■ Aim ■
Give every line back verbatim, dropping all images.

[Figure record listings]
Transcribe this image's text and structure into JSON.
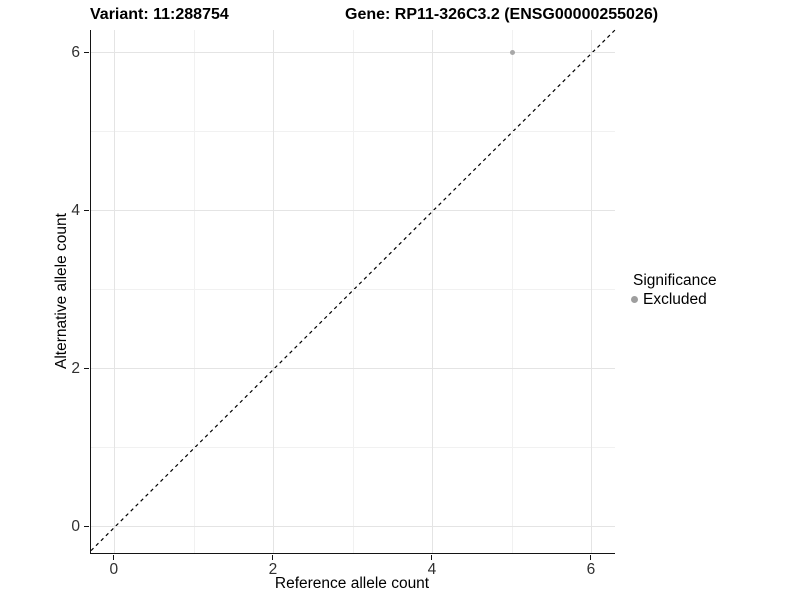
{
  "chart_data": {
    "type": "scatter",
    "title_left": "Variant: 11:288754",
    "title_right": "Gene: RP11-326C3.2 (ENSG00000255026)",
    "xlabel": "Reference allele count",
    "ylabel": "Alternative allele count",
    "xlim": [
      -0.3,
      6.29
    ],
    "ylim": [
      -0.33,
      6.29
    ],
    "xticks": [
      0,
      2,
      4,
      6
    ],
    "yticks": [
      0,
      2,
      4,
      6
    ],
    "minor_xticks": [
      1,
      3,
      5
    ],
    "minor_yticks": [
      1,
      3,
      5
    ],
    "grid": true,
    "series": [
      {
        "name": "Excluded",
        "color": "#a8a8a8",
        "points": [
          {
            "x": 5,
            "y": 6
          }
        ]
      }
    ],
    "reference_line": {
      "type": "abline",
      "intercept": 0,
      "slope": 1,
      "style": "dashed",
      "color": "#000000"
    },
    "legend": {
      "title": "Significance",
      "position": "right",
      "items": [
        {
          "label": "Excluded",
          "color": "#9e9e9e"
        }
      ]
    },
    "colors": {
      "background": "#ffffff",
      "grid_major": "#e4e4e4",
      "grid_minor": "#f1f1f1",
      "axis_line": "#141414",
      "tick_text": "#303030"
    }
  }
}
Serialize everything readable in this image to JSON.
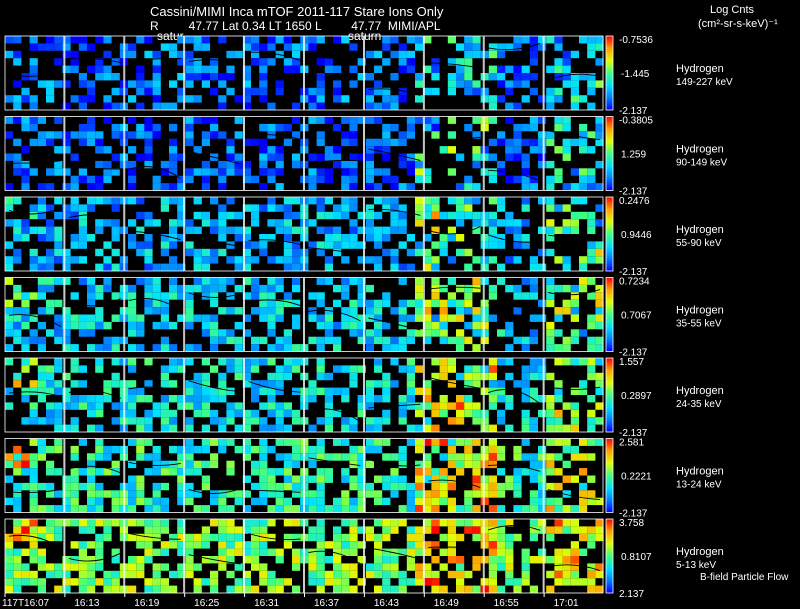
{
  "header": {
    "title": "Cassini/MIMI Inca mTOF  2011-117   Stare   Ions Only",
    "subtitle": "R         47.77 Lat 0.34 LT 1650 L         47.77  MIMI/APL",
    "target_label_1": "satur",
    "target_label_2": "saturn"
  },
  "units": {
    "line1": "Log Cnts",
    "line2": "(cm²-sr-s-keV)⁻¹"
  },
  "footer": {
    "flow_label": "B-field Particle Flow"
  },
  "chart_data": {
    "type": "heatmap",
    "title": "Cassini/MIMI Inca mTOF  2011-117   Stare   Ions Only",
    "x_tick_labels": [
      "117T16:07",
      "16:13",
      "16:19",
      "16:25",
      "16:31",
      "16:37",
      "16:43",
      "16:49",
      "16:55",
      "17:01"
    ],
    "colorscale": [
      "#0000ff",
      "#0080ff",
      "#00e0ff",
      "#40ff80",
      "#e0ff00",
      "#ffa000",
      "#ff0000"
    ],
    "panels": [
      {
        "species": "Hydrogen",
        "energy": "149-227 keV",
        "cbar_max": "-0.7536",
        "cbar_mid": "-1.445",
        "cbar_min": "-2.137",
        "level": 0.15,
        "right_boost": 0.35,
        "left_boost": 0.05
      },
      {
        "species": "Hydrogen",
        "energy": "90-149 keV",
        "cbar_max": "-0.3805",
        "cbar_mid": "1.259",
        "cbar_min": "-2.137",
        "level": 0.12,
        "right_boost": 0.45,
        "left_boost": 0.05
      },
      {
        "species": "Hydrogen",
        "energy": "55-90 keV",
        "cbar_max": "0.2476",
        "cbar_mid": "0.9446",
        "cbar_min": "-2.137",
        "level": 0.25,
        "right_boost": 0.45,
        "left_boost": 0.15
      },
      {
        "species": "Hydrogen",
        "energy": "35-55 keV",
        "cbar_max": "0.7234",
        "cbar_mid": "0.7067",
        "cbar_min": "-2.137",
        "level": 0.3,
        "right_boost": 0.45,
        "left_boost": 0.45
      },
      {
        "species": "Hydrogen",
        "energy": "24-35 keV",
        "cbar_max": "1.557",
        "cbar_mid": "0.2897",
        "cbar_min": "-2.137",
        "level": 0.35,
        "right_boost": 0.45,
        "left_boost": 0.5
      },
      {
        "species": "Hydrogen",
        "energy": "13-24 keV",
        "cbar_max": "2.581",
        "cbar_mid": "0.2221",
        "cbar_min": "-2.137",
        "level": 0.42,
        "right_boost": 0.45,
        "left_boost": 0.55
      },
      {
        "species": "Hydrogen",
        "energy": "5-13 keV",
        "cbar_max": "3.758",
        "cbar_mid": "0.8107",
        "cbar_min": "2.137",
        "level": 0.55,
        "right_boost": 0.35,
        "left_boost": 0.45
      }
    ]
  }
}
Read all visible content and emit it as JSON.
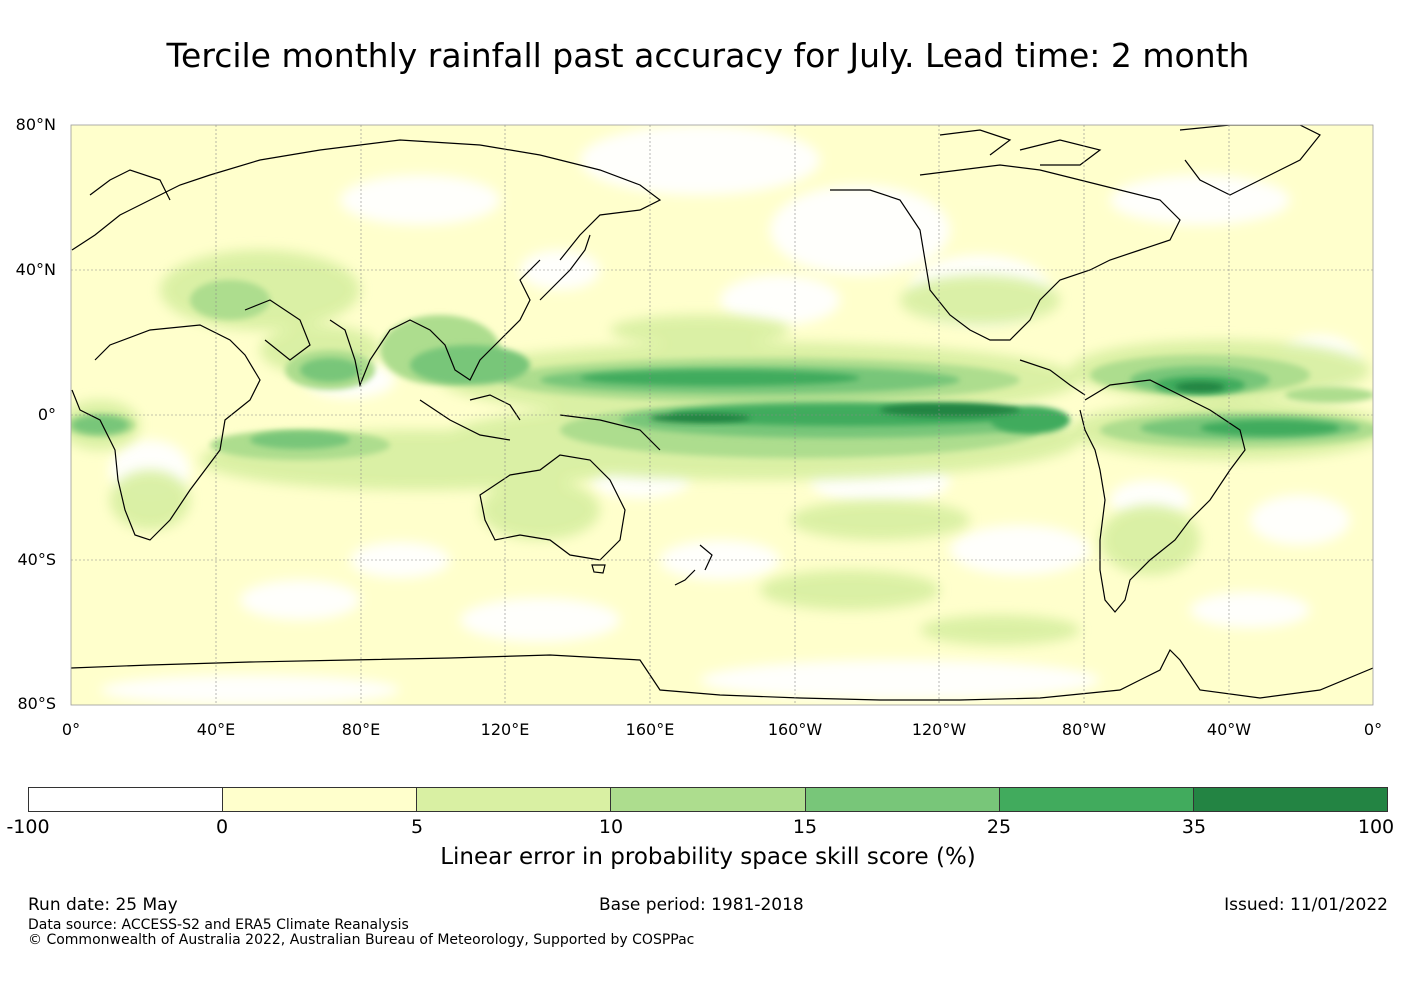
{
  "title": "Tercile monthly rainfall past accuracy for July. Lead time: 2 month",
  "map": {
    "lat_labels": [
      "80°N",
      "40°N",
      "0°",
      "40°S",
      "80°S"
    ],
    "lon_labels": [
      "0°",
      "40°E",
      "80°E",
      "120°E",
      "160°E",
      "160°W",
      "120°W",
      "80°W",
      "40°W",
      "0°"
    ]
  },
  "colorbar": {
    "ticks": [
      "-100",
      "0",
      "5",
      "10",
      "15",
      "25",
      "35",
      "100"
    ],
    "colors": [
      "#ffffff",
      "#ffffcc",
      "#d9f0a3",
      "#addd8e",
      "#78c679",
      "#41ab5d",
      "#238443"
    ],
    "label": "Linear error in probability space skill score (%)"
  },
  "footer": {
    "run_date": "Run date: 25 May",
    "base_period": "Base period: 1981-2018",
    "issued": "Issued: 11/01/2022",
    "data_source": "Data source: ACCESS-S2 and ERA5 Climate Reanalysis",
    "copyright": "© Commonwealth of Australia 2022, Australian Bureau of Meteorology, Supported by COSPPac"
  }
}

■ The reply ■
Transcribe this image's text and structure into JSON.
{
  "chart_data": {
    "type": "scatter",
    "title_left": "Variant: 11:288754",
    "title_right": "Gene: RP11-326C3.2 (ENSG00000255026)",
    "xlabel": "Reference allele count",
    "ylabel": "Alternative allele count",
    "xlim": [
      -0.3,
      6.29
    ],
    "ylim": [
      -0.33,
      6.29
    ],
    "xticks": [
      0,
      2,
      4,
      6
    ],
    "yticks": [
      0,
      2,
      4,
      6
    ],
    "minor_xticks": [
      1,
      3,
      5
    ],
    "minor_yticks": [
      1,
      3,
      5
    ],
    "grid": true,
    "series": [
      {
        "name": "Excluded",
        "color": "#a8a8a8",
        "points": [
          {
            "x": 5,
            "y": 6
          }
        ]
      }
    ],
    "reference_line": {
      "type": "abline",
      "intercept": 0,
      "slope": 1,
      "style": "dashed",
      "color": "#000000"
    },
    "legend": {
      "title": "Significance",
      "position": "right",
      "items": [
        {
          "label": "Excluded",
          "color": "#9e9e9e"
        }
      ]
    },
    "colors": {
      "background": "#ffffff",
      "grid_major": "#e4e4e4",
      "grid_minor": "#f1f1f1",
      "axis_line": "#141414",
      "tick_text": "#303030"
    }
  }
}
Serialize everything readable in this image to JSON.
{
  "header": {
    "title": "Cassini/MIMI Inca mTOF  2011-117   Stare   Ions Only",
    "subtitle": "R         47.77 Lat 0.34 LT 1650 L         47.77  MIMI/APL",
    "target_label_1": "satur",
    "target_label_2": "saturn"
  },
  "units": {
    "line1": "Log Cnts",
    "line2": "(cm²-sr-s-keV)⁻¹"
  },
  "footer": {
    "flow_label": "B-field Particle Flow"
  },
  "chart_data": {
    "type": "heatmap",
    "title": "Cassini/MIMI Inca mTOF  2011-117   Stare   Ions Only",
    "x_tick_labels": [
      "117T16:07",
      "16:13",
      "16:19",
      "16:25",
      "16:31",
      "16:37",
      "16:43",
      "16:49",
      "16:55",
      "17:01"
    ],
    "colorscale": [
      "#0000ff",
      "#0080ff",
      "#00e0ff",
      "#40ff80",
      "#e0ff00",
      "#ffa000",
      "#ff0000"
    ],
    "panels": [
      {
        "species": "Hydrogen",
        "energy": "149-227 keV",
        "cbar_max": "-0.7536",
        "cbar_mid": "-1.445",
        "cbar_min": "-2.137",
        "level": 0.15,
        "right_boost": 0.35,
        "left_boost": 0.05
      },
      {
        "species": "Hydrogen",
        "energy": "90-149 keV",
        "cbar_max": "-0.3805",
        "cbar_mid": "1.259",
        "cbar_min": "-2.137",
        "level": 0.12,
        "right_boost": 0.45,
        "left_boost": 0.05
      },
      {
        "species": "Hydrogen",
        "energy": "55-90 keV",
        "cbar_max": "0.2476",
        "cbar_mid": "0.9446",
        "cbar_min": "-2.137",
        "level": 0.25,
        "right_boost": 0.45,
        "left_boost": 0.15
      },
      {
        "species": "Hydrogen",
        "energy": "35-55 keV",
        "cbar_max": "0.7234",
        "cbar_mid": "0.7067",
        "cbar_min": "-2.137",
        "level": 0.3,
        "right_boost": 0.45,
        "left_boost": 0.45
      },
      {
        "species": "Hydrogen",
        "energy": "24-35 keV",
        "cbar_max": "1.557",
        "cbar_mid": "0.2897",
        "cbar_min": "-2.137",
        "level": 0.35,
        "right_boost": 0.45,
        "left_boost": 0.5
      },
      {
        "species": "Hydrogen",
        "energy": "13-24 keV",
        "cbar_max": "2.581",
        "cbar_mid": "0.2221",
        "cbar_min": "-2.137",
        "level": 0.42,
        "right_boost": 0.45,
        "left_boost": 0.55
      },
      {
        "species": "Hydrogen",
        "energy": "5-13 keV",
        "cbar_max": "3.758",
        "cbar_mid": "0.8107",
        "cbar_min": "2.137",
        "level": 0.55,
        "right_boost": 0.35,
        "left_boost": 0.45
      }
    ]
  }
}
Read all visible content and emit it as JSON.
{
  "title": "Tercile monthly rainfall past accuracy for July. Lead time: 2 month",
  "map": {
    "lat_labels": [
      "80°N",
      "40°N",
      "0°",
      "40°S",
      "80°S"
    ],
    "lon_labels": [
      "0°",
      "40°E",
      "80°E",
      "120°E",
      "160°E",
      "160°W",
      "120°W",
      "80°W",
      "40°W",
      "0°"
    ]
  },
  "colorbar": {
    "ticks": [
      "-100",
      "0",
      "5",
      "10",
      "15",
      "25",
      "35",
      "100"
    ],
    "colors": [
      "#ffffff",
      "#ffffcc",
      "#d9f0a3",
      "#addd8e",
      "#78c679",
      "#41ab5d",
      "#238443"
    ],
    "label": "Linear error in probability space skill score (%)"
  },
  "footer": {
    "run_date": "Run date: 25 May",
    "base_period": "Base period: 1981-2018",
    "issued": "Issued: 11/01/2022",
    "data_source": "Data source: ACCESS-S2 and ERA5 Climate Reanalysis",
    "copyright": "© Commonwealth of Australia 2022, Australian Bureau of Meteorology, Supported by COSPPac"
  }
}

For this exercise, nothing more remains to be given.